DIRECTIONS FOR THIS TASK: Recast the lines of the records below as a single numbered list, omitting any blank lines. Exclude the pictures from your answer.

Source records
________________

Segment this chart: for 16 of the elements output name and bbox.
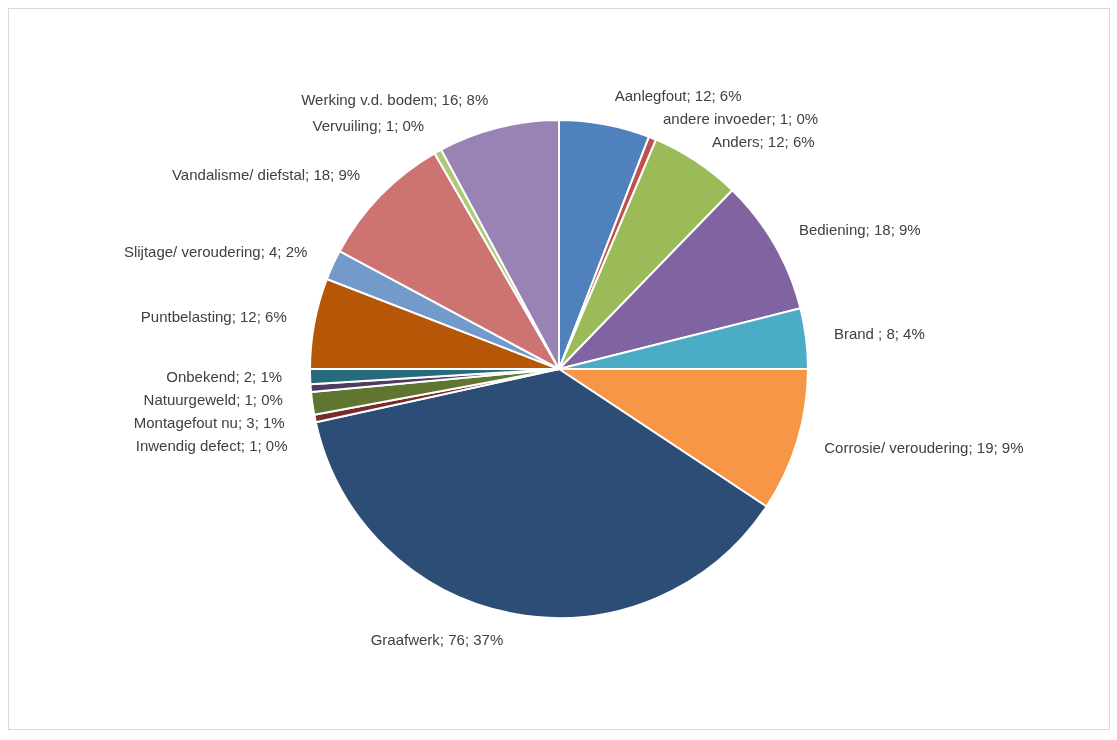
slice-label: Aanlegfout; 12; 6% [614,86,742,104]
slice-label: Onbekend; 2; 1% [166,367,283,385]
slice-label: Vervuiling; 1; 0% [312,117,425,135]
slice-label: Anders; 12; 6% [712,132,815,150]
slice-label: Vandalisme/ diefstal; 18; 9% [171,166,361,184]
slice-label: Puntbelasting; 12; 6% [140,308,287,326]
slice-label: Corrosie/ veroudering; 19; 9% [824,439,1024,457]
slice-label: Montagefout nu; 3; 1% [133,413,285,431]
slice-label: Inwendig defect; 1; 0% [135,436,288,454]
slice-label: Bediening; 18; 9% [798,220,921,238]
slice-label: andere invoeder; 1; 0% [663,109,819,127]
slice-label: Graafwerk; 76; 37% [370,631,504,649]
slice-label: Brand ; 8; 4% [833,325,925,343]
slice-label: Werking v.d. bodem; 16; 8% [301,90,489,108]
slice-label: Slijtage/ veroudering; 4; 2% [123,243,308,261]
slice-label: Natuurgeweld; 1; 0% [143,390,283,408]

________________

ANSWER FOR THE TASK:
1. Segment this chart: for 16 of the elements output name and bbox.
2. slice-label: Aanlegfout; 12; 6% [614,86,742,104]
3. slice-label: Onbekend; 2; 1% [166,367,283,385]
4. slice-label: Vervuiling; 1; 0% [312,117,425,135]
5. slice-label: Anders; 12; 6% [712,132,815,150]
6. slice-label: Vandalisme/ diefstal; 18; 9% [171,166,361,184]
7. slice-label: Puntbelasting; 12; 6% [140,308,287,326]
8. slice-label: Corrosie/ veroudering; 19; 9% [824,439,1024,457]
9. slice-label: Montagefout nu; 3; 1% [133,413,285,431]
10. slice-label: Inwendig defect; 1; 0% [135,436,288,454]
11. slice-label: Bediening; 18; 9% [798,220,921,238]
12. slice-label: andere invoeder; 1; 0% [663,109,819,127]
13. slice-label: Graafwerk; 76; 37% [370,631,504,649]
14. slice-label: Brand ; 8; 4% [833,325,925,343]
15. slice-label: Werking v.d. bodem; 16; 8% [301,90,489,108]
16. slice-label: Slijtage/ veroudering; 4; 2% [123,243,308,261]
17. slice-label: Natuurgeweld; 1; 0% [143,390,283,408]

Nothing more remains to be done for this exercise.